(Beginning of DOCUMENT SEGMENT)

694. Association of car ownership and physical activity across the spectrum of human development: Modeling the Epidemiologic Transition Study (METS)
Commentary: Bethany Walker, GlobalPANet Executive, National Heart Foundation of Australia
This study examines the effect of socio-economic characteristics across five international African-origin cohorts and specifically looks at the effect of car ownership on objectively measured moderate to vigorous physical activity (MVPA).
Participants included 2,100 adults from rural Ghana, a peri-urban South Africa township, the Seychelles, urban Jamaica, and suburban Chicago. Each subject recorded their height and weight and completed a questionnaire regarding their education, income, occupation and car ownership. To measure physical activity, each participant wore an Actical accelerometer for eight days.
In each location, participants who owned cars engaged in significantly less physical activity than those without cars with the difference most distinct among Americans. Outside of the US, car owners engaged in 9.7 minutes less than their counterparts without a car. In the US those without a car engaged in 45 minutes per day of moderate to vigorous physical activity, while those with a car engaged in only 21 minutes. The authors controlled for socioeconomic variables in their analysis.
The findings suggest the socio-economic influence of car ownership, are associated with objectively measured MVPA levels. As car ownership increases in developing countries, strategies are needed to promote physical activity and encourage active travel, for example by building infrastructure that supports pedestrians and cyclists. Further study is needed to broaden these results to international populations.

(End of DOCUMENT SEGMENT)

* THE PROBLEM: Based on the commentary on car ownership and physical activity, explain why it calls for strategies to promote physical activity and active travel in developing countries.

(Beginning of EXCERPTED RECORDS)

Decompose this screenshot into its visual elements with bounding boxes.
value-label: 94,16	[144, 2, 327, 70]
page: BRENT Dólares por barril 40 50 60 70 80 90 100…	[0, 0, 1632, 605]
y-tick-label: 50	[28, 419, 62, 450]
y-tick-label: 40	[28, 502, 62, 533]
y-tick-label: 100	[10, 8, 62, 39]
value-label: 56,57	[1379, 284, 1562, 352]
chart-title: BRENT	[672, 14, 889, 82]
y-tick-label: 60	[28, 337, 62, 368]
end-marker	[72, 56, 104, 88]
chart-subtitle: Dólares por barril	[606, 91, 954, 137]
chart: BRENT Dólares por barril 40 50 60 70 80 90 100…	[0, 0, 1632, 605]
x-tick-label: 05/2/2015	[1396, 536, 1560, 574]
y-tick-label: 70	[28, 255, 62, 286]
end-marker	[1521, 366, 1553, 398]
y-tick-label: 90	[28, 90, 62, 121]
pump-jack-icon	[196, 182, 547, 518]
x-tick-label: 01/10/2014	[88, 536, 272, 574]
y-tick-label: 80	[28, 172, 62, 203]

(End of EXCERPTED RECORDS)

* REPLY: In every location studied, people who owned cars got significantly less moderate to vigorous physical activity than people without cars. Car ownership is rising in developing countries, so the commentary says strategies are needed to promote activity and active travel, such as building infrastructure that supports pedestrians and cyclists.